=== Исходный отрывок ===
= = = = =

В то же время «Нью-Йорк тайме» сообщала:

«С самого начала кризиса, возникшего из-за смешения Сирии влево, он вызвал куда меньше беспокойства среди арабских соседей, нежели в Соединенных Штатах. Зарубежные дипломаты в регионе, в том числе и многие американские дипломаты, ощущают, что шумиха, вызванная в Вашингтоне, непропорциональна своей причине».

В конечном счете Даллес, вероятно, признал факт отсутствия поддержки для американского тезиса, потому что когда его попросили конкретно «охарактеризовать соотношение между советскими целями в регионе и той частью, которую занимает в них Сирия», он ответил, что «ситуация внутри Сирии неясна в полной мере и несколько неустойчива». Сирия, по его заявлениям, еще не попала в лапы международного коммунизма.

На следующий день Сирия, не желавшая изолироваться от Запада, также умерила свой тон, объявив, что американские военные корабли находятся в 15 милях от берега и «спокойно продолжают движение по своему курсу» [11].

= = = = =

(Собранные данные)
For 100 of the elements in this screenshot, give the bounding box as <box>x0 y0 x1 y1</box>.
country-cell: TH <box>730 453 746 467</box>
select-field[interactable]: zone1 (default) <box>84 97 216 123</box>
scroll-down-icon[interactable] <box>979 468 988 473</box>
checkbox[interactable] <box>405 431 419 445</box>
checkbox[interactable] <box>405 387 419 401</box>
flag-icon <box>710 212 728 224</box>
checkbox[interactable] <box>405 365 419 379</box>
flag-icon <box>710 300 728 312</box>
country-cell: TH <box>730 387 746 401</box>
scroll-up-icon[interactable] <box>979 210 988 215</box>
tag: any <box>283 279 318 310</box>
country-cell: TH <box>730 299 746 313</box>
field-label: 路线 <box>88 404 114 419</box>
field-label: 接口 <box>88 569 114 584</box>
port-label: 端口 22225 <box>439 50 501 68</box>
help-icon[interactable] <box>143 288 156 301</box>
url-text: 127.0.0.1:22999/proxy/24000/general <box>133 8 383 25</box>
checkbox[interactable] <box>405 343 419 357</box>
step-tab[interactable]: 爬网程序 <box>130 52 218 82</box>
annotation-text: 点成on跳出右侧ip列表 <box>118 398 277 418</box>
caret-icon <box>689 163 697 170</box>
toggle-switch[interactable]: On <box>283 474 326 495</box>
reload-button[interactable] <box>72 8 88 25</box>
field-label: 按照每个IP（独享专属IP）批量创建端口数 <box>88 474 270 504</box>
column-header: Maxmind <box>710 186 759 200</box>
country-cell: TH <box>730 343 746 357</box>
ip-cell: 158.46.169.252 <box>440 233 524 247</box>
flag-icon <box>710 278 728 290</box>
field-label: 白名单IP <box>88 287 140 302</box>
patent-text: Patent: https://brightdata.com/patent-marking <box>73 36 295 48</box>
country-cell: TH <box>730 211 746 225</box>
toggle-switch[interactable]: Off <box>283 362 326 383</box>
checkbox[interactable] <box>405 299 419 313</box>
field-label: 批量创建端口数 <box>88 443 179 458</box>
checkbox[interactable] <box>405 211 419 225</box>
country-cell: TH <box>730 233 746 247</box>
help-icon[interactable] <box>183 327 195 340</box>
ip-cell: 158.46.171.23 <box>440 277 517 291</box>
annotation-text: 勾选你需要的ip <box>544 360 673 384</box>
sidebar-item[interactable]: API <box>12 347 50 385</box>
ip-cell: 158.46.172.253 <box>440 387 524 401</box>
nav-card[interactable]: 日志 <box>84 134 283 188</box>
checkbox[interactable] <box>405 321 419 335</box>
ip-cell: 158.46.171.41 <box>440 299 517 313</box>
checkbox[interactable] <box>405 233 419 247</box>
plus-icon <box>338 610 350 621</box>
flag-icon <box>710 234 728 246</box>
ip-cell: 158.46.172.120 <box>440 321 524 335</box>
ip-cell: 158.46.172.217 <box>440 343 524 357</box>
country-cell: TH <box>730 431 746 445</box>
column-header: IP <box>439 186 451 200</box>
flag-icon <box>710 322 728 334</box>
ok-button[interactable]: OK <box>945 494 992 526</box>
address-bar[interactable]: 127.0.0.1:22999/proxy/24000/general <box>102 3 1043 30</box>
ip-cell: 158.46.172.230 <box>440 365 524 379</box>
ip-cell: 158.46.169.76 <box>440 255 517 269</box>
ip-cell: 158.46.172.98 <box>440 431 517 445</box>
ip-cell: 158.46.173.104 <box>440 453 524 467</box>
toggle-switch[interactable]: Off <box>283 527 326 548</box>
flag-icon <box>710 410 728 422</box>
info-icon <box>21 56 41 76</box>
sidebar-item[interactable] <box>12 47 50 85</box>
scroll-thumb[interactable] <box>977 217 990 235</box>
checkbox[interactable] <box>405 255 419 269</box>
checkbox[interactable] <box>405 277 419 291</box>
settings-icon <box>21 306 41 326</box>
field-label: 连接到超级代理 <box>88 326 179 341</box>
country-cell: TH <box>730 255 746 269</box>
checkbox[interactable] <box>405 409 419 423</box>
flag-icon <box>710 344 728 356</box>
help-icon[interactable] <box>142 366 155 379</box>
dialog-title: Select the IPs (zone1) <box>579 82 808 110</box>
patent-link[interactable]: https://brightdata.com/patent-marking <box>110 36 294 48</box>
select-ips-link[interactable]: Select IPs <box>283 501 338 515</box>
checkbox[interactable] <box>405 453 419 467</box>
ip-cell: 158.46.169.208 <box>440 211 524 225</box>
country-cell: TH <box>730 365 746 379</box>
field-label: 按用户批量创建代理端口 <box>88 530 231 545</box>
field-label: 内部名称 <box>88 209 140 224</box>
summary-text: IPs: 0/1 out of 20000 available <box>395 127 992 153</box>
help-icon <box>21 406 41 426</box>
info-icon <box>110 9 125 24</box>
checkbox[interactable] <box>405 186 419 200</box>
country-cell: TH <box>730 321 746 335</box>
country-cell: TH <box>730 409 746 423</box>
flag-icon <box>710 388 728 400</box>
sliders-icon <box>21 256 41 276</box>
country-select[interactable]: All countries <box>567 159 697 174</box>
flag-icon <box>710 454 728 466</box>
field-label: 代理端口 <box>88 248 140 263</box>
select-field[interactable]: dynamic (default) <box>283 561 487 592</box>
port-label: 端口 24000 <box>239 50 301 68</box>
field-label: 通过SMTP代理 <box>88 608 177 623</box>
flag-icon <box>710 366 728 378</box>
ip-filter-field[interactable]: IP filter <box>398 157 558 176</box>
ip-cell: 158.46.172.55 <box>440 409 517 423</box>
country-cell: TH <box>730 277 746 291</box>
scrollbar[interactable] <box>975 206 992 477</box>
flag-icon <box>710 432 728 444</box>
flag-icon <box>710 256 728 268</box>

= = = = =

=== Рабочие задания ===
[A] Воспроизведите без изменений часть исходного отрывка от «В то же время» до «лапы международного коммунизма.».
[B] Перечислите все названия государств и городов, упомянутые в исходном отрывке.
[C] На каком расстоянии от берега, согласно заявлению Сирии в исходном отрывке, находились американские военные корабли?

=== Решённые задачи ===
[A]
В то же время «Нью-Йорк тайме» сообщала:

«С самого начала кризиса, возникшего из-за смешения Сирии влево, он вызвал куда меньше беспокойства среди арабских соседей, нежели в Соединенных Штатах. Зарубежные дипломаты в регионе, в том числе и многие американские дипломаты, ощущают, что шумиха, вызванная в Вашингтоне, непропорциональна своей причине».

В конечном счете Даллес, вероятно, признал факт отсутствия поддержки для американского тезиса, потому что когда его попросили конкретно «охарактеризовать соотношение между советскими целями в регионе и той частью, которую занимает в них Сирия», он ответил, что «ситуация внутри Сирии неясна в полной мере и несколько неустойчива». Сирия, по его заявлениям, еще не попала в лапы международного коммунизма.

[B] Сирия, Соединенные Штаты, Вашингтон

[C] В 15 милях от берега.